__GIVEN EXERCISE__
Quote all of the data below exactly, please.

__DATA EXCERPTS__
## begin

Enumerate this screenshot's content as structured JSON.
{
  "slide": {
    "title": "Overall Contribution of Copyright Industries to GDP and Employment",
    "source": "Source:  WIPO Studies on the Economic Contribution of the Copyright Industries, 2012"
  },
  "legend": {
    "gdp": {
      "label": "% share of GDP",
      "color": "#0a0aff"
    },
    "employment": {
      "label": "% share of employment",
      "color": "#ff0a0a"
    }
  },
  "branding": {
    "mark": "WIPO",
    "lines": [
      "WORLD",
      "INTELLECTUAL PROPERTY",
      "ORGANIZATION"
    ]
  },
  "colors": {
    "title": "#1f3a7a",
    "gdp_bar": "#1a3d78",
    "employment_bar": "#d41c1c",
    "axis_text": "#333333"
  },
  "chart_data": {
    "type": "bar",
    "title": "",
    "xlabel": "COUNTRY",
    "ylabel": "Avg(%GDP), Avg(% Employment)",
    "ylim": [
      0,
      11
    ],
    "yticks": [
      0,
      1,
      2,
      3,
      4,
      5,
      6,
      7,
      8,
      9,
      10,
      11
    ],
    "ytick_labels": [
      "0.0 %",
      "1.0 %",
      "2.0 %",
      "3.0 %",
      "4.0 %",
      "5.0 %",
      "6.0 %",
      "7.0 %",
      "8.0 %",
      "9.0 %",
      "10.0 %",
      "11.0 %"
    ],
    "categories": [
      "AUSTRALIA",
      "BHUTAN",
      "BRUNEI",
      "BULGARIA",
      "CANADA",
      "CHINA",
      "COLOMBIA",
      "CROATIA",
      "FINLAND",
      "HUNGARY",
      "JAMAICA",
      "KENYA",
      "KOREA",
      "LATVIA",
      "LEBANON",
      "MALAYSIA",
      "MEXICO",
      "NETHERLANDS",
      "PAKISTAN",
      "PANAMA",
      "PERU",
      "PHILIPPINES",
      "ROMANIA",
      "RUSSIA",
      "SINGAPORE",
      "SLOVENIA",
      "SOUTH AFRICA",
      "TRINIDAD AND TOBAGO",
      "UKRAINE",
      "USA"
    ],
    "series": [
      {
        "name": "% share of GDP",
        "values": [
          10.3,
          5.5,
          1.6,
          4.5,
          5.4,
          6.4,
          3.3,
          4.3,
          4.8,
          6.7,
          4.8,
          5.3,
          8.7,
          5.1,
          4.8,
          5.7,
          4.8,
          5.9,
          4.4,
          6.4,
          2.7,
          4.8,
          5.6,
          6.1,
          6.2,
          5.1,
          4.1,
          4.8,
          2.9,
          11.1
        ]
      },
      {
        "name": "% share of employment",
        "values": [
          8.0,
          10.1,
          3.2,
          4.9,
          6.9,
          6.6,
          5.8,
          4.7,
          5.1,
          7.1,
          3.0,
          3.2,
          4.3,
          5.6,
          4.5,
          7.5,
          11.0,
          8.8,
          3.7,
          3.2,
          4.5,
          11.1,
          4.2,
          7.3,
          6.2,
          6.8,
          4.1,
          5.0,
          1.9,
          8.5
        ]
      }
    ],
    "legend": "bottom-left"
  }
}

## end

__COMPLETED EXERCISE__
Enumerate this screenshot's content as structured JSON.
{
  "slide": {
    "title": "Overall Contribution of Copyright Industries to GDP and Employment",
    "source": "Source:  WIPO Studies on the Economic Contribution of the Copyright Industries, 2012"
  },
  "legend": {
    "gdp": {
      "label": "% share of GDP",
      "color": "#0a0aff"
    },
    "employment": {
      "label": "% share of employment",
      "color": "#ff0a0a"
    }
  },
  "branding": {
    "mark": "WIPO",
    "lines": [
      "WORLD",
      "INTELLECTUAL PROPERTY",
      "ORGANIZATION"
    ]
  },
  "colors": {
    "title": "#1f3a7a",
    "gdp_bar": "#1a3d78",
    "employment_bar": "#d41c1c",
    "axis_text": "#333333"
  },
  "chart_data": {
    "type": "bar",
    "title": "",
    "xlabel": "COUNTRY",
    "ylabel": "Avg(%GDP), Avg(% Employment)",
    "ylim": [
      0,
      11
    ],
    "yticks": [
      0,
      1,
      2,
      3,
      4,
      5,
      6,
      7,
      8,
      9,
      10,
      11
    ],
    "ytick_labels": [
      "0.0 %",
      "1.0 %",
      "2.0 %",
      "3.0 %",
      "4.0 %",
      "5.0 %",
      "6.0 %",
      "7.0 %",
      "8.0 %",
      "9.0 %",
      "10.0 %",
      "11.0 %"
    ],
    "categories": [
      "AUSTRALIA",
      "BHUTAN",
      "BRUNEI",
      "BULGARIA",
      "CANADA",
      "CHINA",
      "COLOMBIA",
      "CROATIA",
      "FINLAND",
      "HUNGARY",
      "JAMAICA",
      "KENYA",
      "KOREA",
      "LATVIA",
      "LEBANON",
      "MALAYSIA",
      "MEXICO",
      "NETHERLANDS",
      "PAKISTAN",
      "PANAMA",
      "PERU",
      "PHILIPPINES",
      "ROMANIA",
      "RUSSIA",
      "SINGAPORE",
      "SLOVENIA",
      "SOUTH AFRICA",
      "TRINIDAD AND TOBAGO",
      "UKRAINE",
      "USA"
    ],
    "series": [
      {
        "name": "% share of GDP",
        "values": [
          10.3,
          5.5,
          1.6,
          4.5,
          5.4,
          6.4,
          3.3,
          4.3,
          4.8,
          6.7,
          4.8,
          5.3,
          8.7,
          5.1,
          4.8,
          5.7,
          4.8,
          5.9,
          4.4,
          6.4,
          2.7,
          4.8,
          5.6,
          6.1,
          6.2,
          5.1,
          4.1,
          4.8,
          2.9,
          11.1
        ]
      },
      {
        "name": "% share of employment",
        "values": [
          8.0,
          10.1,
          3.2,
          4.9,
          6.9,
          6.6,
          5.8,
          4.7,
          5.1,
          7.1,
          3.0,
          3.2,
          4.3,
          5.6,
          4.5,
          7.5,
          11.0,
          8.8,
          3.7,
          3.2,
          4.5,
          11.1,
          4.2,
          7.3,
          6.2,
          6.8,
          4.1,
          5.0,
          1.9,
          8.5
        ]
      }
    ],
    "legend": "bottom-left"
  }
}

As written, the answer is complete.